▶ DATASET RECORDS:
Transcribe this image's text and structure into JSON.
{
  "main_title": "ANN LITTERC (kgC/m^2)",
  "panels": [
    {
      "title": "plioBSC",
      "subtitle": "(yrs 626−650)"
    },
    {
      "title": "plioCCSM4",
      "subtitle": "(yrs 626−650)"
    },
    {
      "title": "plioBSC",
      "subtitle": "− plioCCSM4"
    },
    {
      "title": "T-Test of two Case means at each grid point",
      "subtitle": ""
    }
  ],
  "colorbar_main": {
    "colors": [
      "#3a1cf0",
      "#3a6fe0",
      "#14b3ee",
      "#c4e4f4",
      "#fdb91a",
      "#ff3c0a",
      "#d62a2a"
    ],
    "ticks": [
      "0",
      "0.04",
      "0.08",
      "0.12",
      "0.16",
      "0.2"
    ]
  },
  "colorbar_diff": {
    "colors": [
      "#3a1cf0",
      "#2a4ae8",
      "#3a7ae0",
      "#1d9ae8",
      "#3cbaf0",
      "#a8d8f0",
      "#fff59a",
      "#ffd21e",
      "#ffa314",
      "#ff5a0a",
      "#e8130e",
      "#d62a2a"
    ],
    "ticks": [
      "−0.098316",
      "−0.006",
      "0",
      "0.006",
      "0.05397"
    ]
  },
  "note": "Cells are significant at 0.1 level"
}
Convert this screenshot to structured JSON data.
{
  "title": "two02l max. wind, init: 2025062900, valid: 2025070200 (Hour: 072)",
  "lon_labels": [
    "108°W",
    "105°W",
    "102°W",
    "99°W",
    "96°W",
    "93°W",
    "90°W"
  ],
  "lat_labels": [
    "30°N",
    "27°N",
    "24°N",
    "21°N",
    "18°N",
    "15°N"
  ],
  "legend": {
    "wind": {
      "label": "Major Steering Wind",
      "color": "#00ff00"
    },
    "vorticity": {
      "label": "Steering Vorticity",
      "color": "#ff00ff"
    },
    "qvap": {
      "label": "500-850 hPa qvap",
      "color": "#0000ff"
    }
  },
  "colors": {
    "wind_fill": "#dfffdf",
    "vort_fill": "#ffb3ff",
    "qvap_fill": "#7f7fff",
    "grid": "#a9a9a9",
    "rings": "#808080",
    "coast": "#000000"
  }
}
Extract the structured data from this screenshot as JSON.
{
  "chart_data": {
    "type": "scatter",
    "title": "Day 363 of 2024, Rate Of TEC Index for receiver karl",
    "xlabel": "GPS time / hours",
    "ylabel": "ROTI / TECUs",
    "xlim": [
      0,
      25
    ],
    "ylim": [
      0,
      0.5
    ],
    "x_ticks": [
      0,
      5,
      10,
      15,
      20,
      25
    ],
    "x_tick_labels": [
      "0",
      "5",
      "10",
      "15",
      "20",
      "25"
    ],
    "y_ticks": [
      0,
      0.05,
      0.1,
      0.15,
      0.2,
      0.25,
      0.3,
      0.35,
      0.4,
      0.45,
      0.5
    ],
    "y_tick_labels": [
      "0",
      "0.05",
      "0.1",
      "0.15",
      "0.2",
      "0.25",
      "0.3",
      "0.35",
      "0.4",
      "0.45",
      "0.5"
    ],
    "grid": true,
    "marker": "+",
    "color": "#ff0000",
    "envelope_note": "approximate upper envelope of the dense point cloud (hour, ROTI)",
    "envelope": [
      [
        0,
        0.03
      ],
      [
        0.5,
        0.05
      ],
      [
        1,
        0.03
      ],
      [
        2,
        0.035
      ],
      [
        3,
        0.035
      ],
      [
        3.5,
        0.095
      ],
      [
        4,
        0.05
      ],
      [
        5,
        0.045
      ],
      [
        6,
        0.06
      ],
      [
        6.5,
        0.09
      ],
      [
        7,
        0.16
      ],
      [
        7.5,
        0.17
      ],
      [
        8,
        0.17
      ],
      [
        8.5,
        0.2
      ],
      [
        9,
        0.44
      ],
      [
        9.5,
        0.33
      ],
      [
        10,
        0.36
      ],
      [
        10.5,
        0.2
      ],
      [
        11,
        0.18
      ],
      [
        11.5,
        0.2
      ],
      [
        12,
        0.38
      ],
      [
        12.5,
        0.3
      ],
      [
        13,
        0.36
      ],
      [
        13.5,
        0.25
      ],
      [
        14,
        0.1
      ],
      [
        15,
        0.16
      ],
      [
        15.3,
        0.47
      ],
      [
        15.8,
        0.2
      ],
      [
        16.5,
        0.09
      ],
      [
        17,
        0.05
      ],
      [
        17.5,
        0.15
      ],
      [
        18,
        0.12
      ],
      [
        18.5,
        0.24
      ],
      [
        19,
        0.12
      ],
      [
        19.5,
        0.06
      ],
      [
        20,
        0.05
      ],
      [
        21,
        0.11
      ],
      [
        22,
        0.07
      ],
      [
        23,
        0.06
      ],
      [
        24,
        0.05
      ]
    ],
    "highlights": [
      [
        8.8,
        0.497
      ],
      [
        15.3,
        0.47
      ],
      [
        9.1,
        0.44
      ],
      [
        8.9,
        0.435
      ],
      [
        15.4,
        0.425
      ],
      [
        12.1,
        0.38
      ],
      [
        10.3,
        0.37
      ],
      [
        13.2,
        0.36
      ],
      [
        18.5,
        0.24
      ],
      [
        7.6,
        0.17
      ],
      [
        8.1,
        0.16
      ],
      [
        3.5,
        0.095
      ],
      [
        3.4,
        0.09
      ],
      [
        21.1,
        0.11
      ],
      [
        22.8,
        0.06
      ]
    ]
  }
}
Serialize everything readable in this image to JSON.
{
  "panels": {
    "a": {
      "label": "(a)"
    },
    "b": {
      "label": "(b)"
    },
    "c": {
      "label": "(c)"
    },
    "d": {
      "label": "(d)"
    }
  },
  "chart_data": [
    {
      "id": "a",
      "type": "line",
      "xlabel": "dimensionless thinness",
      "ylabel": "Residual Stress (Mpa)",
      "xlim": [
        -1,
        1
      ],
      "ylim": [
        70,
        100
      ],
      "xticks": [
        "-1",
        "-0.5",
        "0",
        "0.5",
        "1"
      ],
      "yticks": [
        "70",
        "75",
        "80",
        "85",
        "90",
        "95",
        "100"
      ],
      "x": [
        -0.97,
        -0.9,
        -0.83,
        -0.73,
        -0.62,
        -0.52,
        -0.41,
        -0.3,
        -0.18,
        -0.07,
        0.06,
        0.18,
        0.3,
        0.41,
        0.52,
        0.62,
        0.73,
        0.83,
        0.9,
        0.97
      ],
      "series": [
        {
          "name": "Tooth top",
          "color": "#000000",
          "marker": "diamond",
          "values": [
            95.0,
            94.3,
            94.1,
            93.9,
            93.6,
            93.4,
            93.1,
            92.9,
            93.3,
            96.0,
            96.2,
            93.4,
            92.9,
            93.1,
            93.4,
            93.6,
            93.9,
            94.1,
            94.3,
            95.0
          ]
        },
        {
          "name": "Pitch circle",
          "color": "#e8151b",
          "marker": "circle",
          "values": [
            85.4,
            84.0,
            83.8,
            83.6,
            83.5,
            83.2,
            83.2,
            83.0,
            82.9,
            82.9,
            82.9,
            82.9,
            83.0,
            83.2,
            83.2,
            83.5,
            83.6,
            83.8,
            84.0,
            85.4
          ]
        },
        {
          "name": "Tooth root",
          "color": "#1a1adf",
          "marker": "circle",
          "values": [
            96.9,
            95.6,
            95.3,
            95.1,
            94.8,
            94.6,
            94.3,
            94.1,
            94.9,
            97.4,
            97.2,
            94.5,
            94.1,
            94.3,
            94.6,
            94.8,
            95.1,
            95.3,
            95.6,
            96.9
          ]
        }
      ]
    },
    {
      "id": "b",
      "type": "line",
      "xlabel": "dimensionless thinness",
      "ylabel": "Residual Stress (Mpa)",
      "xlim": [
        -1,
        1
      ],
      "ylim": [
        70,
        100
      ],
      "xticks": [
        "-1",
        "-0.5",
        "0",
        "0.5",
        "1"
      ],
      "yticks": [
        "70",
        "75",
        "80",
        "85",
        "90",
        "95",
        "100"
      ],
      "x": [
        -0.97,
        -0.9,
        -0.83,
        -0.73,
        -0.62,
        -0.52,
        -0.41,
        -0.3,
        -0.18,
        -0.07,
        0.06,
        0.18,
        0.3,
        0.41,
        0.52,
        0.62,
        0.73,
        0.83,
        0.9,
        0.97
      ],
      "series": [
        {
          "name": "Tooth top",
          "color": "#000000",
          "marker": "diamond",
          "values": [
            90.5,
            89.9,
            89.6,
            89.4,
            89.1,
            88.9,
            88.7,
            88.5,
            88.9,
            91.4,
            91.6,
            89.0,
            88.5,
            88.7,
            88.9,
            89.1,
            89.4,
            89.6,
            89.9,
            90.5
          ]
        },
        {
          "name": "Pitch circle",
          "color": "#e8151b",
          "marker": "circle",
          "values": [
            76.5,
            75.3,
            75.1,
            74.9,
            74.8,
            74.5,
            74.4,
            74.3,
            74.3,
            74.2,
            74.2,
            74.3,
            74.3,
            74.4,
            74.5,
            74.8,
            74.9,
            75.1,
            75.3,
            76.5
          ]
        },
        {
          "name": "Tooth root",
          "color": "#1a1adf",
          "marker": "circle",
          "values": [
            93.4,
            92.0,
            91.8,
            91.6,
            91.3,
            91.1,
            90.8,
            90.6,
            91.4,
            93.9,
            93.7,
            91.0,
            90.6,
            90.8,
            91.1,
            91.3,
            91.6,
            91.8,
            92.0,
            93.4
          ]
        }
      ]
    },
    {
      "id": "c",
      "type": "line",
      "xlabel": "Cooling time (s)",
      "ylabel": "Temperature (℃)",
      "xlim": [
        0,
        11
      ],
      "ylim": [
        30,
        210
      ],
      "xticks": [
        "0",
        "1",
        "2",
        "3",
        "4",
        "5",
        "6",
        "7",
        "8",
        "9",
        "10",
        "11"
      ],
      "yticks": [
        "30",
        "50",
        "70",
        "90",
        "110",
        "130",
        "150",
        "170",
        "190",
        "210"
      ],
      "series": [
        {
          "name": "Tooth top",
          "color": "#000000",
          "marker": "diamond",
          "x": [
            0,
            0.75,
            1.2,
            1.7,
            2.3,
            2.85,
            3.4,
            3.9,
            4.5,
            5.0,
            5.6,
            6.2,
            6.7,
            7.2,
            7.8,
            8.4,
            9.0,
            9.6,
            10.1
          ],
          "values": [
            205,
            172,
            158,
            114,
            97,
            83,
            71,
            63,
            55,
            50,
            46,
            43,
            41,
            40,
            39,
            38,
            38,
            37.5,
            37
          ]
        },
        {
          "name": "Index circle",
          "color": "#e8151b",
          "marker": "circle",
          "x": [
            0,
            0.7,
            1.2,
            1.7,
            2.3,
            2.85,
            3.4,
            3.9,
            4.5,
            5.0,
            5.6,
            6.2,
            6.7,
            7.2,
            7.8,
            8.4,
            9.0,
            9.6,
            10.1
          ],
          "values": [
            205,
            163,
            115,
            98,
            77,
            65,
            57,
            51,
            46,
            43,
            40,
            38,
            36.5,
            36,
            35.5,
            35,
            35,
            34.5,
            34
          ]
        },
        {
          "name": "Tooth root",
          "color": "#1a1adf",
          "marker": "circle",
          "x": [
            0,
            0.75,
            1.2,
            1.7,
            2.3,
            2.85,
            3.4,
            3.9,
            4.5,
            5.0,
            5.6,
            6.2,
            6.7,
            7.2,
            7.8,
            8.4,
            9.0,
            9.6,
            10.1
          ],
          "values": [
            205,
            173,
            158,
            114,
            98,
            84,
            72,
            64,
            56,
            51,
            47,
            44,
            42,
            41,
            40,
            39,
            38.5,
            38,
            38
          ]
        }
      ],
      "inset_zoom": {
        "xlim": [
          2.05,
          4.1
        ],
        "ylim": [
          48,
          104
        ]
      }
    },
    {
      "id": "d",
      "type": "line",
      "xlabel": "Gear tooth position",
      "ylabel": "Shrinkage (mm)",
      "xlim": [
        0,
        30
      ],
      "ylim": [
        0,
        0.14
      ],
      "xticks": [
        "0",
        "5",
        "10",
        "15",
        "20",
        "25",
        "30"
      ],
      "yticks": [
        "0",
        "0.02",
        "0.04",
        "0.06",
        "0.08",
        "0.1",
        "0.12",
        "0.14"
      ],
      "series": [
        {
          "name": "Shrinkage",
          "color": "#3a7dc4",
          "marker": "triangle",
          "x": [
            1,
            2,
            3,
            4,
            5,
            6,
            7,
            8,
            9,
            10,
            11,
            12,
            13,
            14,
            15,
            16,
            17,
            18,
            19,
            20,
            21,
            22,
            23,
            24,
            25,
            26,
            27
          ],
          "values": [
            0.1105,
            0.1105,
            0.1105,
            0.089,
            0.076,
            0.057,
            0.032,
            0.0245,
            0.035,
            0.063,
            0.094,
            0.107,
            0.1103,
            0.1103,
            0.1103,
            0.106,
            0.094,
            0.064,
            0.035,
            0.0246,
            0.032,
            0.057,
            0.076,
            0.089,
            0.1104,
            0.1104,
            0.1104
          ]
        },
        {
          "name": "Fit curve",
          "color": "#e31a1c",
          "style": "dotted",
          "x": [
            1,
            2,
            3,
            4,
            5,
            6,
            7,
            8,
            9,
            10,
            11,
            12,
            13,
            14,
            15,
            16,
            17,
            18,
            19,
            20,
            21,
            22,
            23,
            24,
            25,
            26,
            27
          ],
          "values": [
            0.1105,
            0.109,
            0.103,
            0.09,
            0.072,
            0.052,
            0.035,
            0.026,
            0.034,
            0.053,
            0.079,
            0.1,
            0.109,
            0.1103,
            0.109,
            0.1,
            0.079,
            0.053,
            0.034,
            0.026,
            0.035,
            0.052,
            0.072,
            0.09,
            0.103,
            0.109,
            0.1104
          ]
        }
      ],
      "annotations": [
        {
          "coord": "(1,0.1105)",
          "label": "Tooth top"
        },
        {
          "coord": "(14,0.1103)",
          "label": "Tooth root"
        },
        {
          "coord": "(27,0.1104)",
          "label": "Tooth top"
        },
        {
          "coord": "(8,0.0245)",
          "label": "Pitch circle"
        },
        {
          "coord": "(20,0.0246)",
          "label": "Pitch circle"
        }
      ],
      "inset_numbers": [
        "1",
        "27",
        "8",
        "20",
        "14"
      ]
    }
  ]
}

▶ SHORT TASK: Look through the entries above and count each line holding "time"; report the count alone.

▶ TASK OUTPUT: 2